— Start ENTRIES PROVIDED —

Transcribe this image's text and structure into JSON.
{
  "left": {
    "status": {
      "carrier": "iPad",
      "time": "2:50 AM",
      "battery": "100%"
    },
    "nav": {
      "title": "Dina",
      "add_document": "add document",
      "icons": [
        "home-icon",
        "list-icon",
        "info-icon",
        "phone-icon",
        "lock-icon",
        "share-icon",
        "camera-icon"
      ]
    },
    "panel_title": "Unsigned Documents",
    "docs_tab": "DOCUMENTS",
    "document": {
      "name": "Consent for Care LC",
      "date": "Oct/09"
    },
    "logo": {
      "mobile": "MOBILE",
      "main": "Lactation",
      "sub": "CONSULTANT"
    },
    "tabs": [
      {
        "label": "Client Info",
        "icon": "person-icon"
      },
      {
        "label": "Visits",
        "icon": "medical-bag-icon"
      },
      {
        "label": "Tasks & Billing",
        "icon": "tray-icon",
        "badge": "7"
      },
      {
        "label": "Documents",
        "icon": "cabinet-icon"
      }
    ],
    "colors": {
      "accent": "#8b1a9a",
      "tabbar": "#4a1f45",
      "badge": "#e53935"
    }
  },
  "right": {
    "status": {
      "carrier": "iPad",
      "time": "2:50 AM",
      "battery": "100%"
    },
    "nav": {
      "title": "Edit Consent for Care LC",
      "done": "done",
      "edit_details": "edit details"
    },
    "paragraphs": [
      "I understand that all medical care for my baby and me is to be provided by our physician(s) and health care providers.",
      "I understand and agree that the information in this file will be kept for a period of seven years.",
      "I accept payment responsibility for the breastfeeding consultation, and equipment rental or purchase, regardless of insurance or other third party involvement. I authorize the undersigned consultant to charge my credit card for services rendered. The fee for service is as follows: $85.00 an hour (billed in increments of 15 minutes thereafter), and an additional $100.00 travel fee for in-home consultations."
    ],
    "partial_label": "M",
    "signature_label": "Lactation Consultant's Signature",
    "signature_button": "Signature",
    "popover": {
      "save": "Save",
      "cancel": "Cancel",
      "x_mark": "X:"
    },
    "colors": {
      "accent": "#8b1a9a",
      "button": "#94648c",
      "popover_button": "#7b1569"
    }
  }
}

— End ENTRIES PROVIDED —

EXERCISE INSTRUCTIONS: The lines above should be duplicated exactly.

SOLUTION FOR THIS EXERCISE:
Transcribe this image's text and structure into JSON.
{
  "left": {
    "status": {
      "carrier": "iPad",
      "time": "2:50 AM",
      "battery": "100%"
    },
    "nav": {
      "title": "Dina",
      "add_document": "add document",
      "icons": [
        "home-icon",
        "list-icon",
        "info-icon",
        "phone-icon",
        "lock-icon",
        "share-icon",
        "camera-icon"
      ]
    },
    "panel_title": "Unsigned Documents",
    "docs_tab": "DOCUMENTS",
    "document": {
      "name": "Consent for Care LC",
      "date": "Oct/09"
    },
    "logo": {
      "mobile": "MOBILE",
      "main": "Lactation",
      "sub": "CONSULTANT"
    },
    "tabs": [
      {
        "label": "Client Info",
        "icon": "person-icon"
      },
      {
        "label": "Visits",
        "icon": "medical-bag-icon"
      },
      {
        "label": "Tasks & Billing",
        "icon": "tray-icon",
        "badge": "7"
      },
      {
        "label": "Documents",
        "icon": "cabinet-icon"
      }
    ],
    "colors": {
      "accent": "#8b1a9a",
      "tabbar": "#4a1f45",
      "badge": "#e53935"
    }
  },
  "right": {
    "status": {
      "carrier": "iPad",
      "time": "2:50 AM",
      "battery": "100%"
    },
    "nav": {
      "title": "Edit Consent for Care LC",
      "done": "done",
      "edit_details": "edit details"
    },
    "paragraphs": [
      "I understand that all medical care for my baby and me is to be provided by our physician(s) and health care providers.",
      "I understand and agree that the information in this file will be kept for a period of seven years.",
      "I accept payment responsibility for the breastfeeding consultation, and equipment rental or purchase, regardless of insurance or other third party involvement. I authorize the undersigned consultant to charge my credit card for services rendered. The fee for service is as follows: $85.00 an hour (billed in increments of 15 minutes thereafter), and an additional $100.00 travel fee for in-home consultations."
    ],
    "partial_label": "M",
    "signature_label": "Lactation Consultant's Signature",
    "signature_button": "Signature",
    "popover": {
      "save": "Save",
      "cancel": "Cancel",
      "x_mark": "X:"
    },
    "colors": {
      "accent": "#8b1a9a",
      "button": "#94648c",
      "popover_button": "#7b1569"
    }
  }
}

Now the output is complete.